SHORT EXERCISE: Repeat each record exactly. Any picture gets left out.

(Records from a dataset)
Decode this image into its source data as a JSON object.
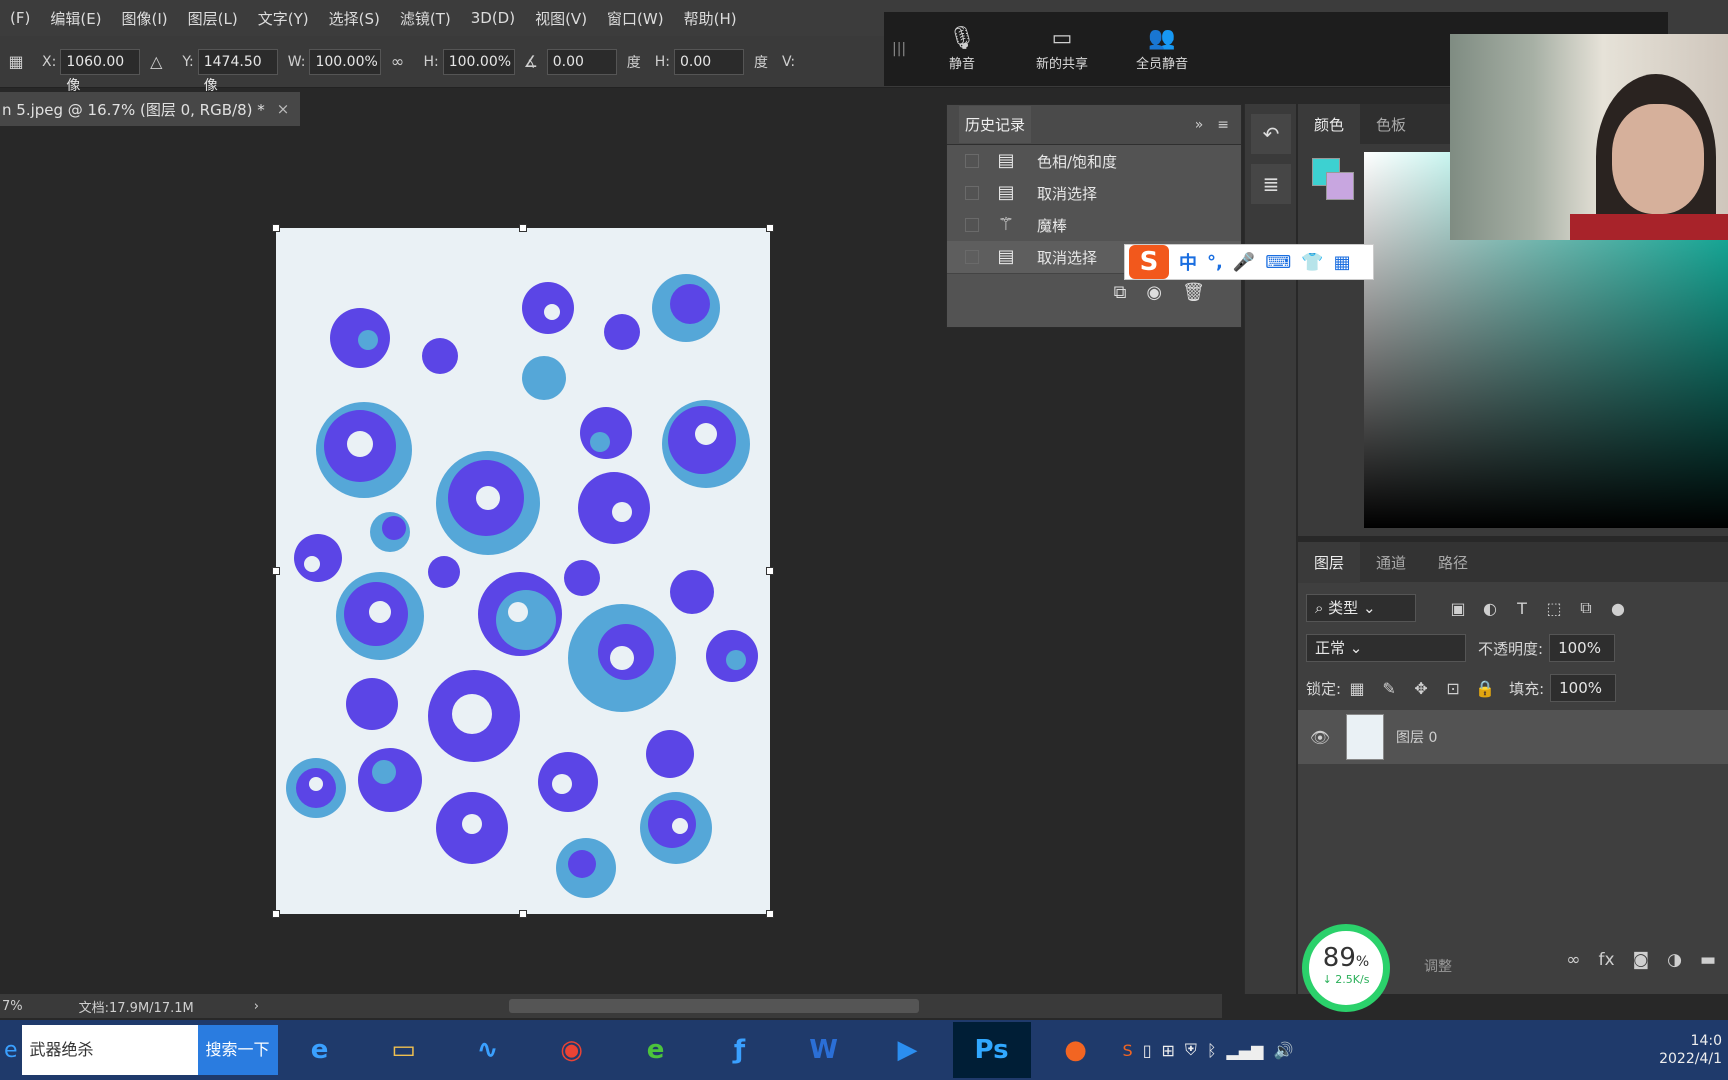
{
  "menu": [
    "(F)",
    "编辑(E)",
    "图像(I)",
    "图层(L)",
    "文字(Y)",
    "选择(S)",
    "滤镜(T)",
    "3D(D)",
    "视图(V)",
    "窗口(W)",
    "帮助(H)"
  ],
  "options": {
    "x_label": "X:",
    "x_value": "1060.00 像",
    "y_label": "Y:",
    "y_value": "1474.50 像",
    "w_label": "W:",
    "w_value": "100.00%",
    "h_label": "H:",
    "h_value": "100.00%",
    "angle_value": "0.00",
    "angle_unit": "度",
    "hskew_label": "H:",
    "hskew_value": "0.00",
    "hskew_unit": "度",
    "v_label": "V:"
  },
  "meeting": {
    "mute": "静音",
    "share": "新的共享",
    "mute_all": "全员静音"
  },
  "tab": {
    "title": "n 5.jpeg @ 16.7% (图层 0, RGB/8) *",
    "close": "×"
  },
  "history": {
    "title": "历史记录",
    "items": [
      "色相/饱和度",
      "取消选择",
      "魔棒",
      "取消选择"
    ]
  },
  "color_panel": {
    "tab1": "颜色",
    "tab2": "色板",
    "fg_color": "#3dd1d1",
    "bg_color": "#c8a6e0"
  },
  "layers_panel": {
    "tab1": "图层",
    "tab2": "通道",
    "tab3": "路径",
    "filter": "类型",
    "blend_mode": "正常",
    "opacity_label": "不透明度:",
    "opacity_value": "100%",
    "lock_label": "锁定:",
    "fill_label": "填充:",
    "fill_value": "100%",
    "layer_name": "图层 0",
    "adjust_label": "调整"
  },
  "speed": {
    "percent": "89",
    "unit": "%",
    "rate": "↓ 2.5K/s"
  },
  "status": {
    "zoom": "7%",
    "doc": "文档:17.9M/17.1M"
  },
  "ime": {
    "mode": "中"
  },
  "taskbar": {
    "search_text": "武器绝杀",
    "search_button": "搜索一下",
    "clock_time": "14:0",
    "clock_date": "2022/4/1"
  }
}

FINISHED EXERCISE:
Decode this image into its source data as a JSON object.
{
  "menu": [
    "(F)",
    "编辑(E)",
    "图像(I)",
    "图层(L)",
    "文字(Y)",
    "选择(S)",
    "滤镜(T)",
    "3D(D)",
    "视图(V)",
    "窗口(W)",
    "帮助(H)"
  ],
  "options": {
    "x_label": "X:",
    "x_value": "1060.00 像",
    "y_label": "Y:",
    "y_value": "1474.50 像",
    "w_label": "W:",
    "w_value": "100.00%",
    "h_label": "H:",
    "h_value": "100.00%",
    "angle_value": "0.00",
    "angle_unit": "度",
    "hskew_label": "H:",
    "hskew_value": "0.00",
    "hskew_unit": "度",
    "v_label": "V:"
  },
  "meeting": {
    "mute": "静音",
    "share": "新的共享",
    "mute_all": "全员静音"
  },
  "tab": {
    "title": "n 5.jpeg @ 16.7% (图层 0, RGB/8) *",
    "close": "×"
  },
  "history": {
    "title": "历史记录",
    "items": [
      "色相/饱和度",
      "取消选择",
      "魔棒",
      "取消选择"
    ]
  },
  "color_panel": {
    "tab1": "颜色",
    "tab2": "色板",
    "fg_color": "#3dd1d1",
    "bg_color": "#c8a6e0"
  },
  "layers_panel": {
    "tab1": "图层",
    "tab2": "通道",
    "tab3": "路径",
    "filter": "类型",
    "blend_mode": "正常",
    "opacity_label": "不透明度:",
    "opacity_value": "100%",
    "lock_label": "锁定:",
    "fill_label": "填充:",
    "fill_value": "100%",
    "layer_name": "图层 0",
    "adjust_label": "调整"
  },
  "speed": {
    "percent": "89",
    "unit": "%",
    "rate": "↓ 2.5K/s"
  },
  "status": {
    "zoom": "7%",
    "doc": "文档:17.9M/17.1M"
  },
  "ime": {
    "mode": "中"
  },
  "taskbar": {
    "search_text": "武器绝杀",
    "search_button": "搜索一下",
    "clock_time": "14:0",
    "clock_date": "2022/4/1"
  }
}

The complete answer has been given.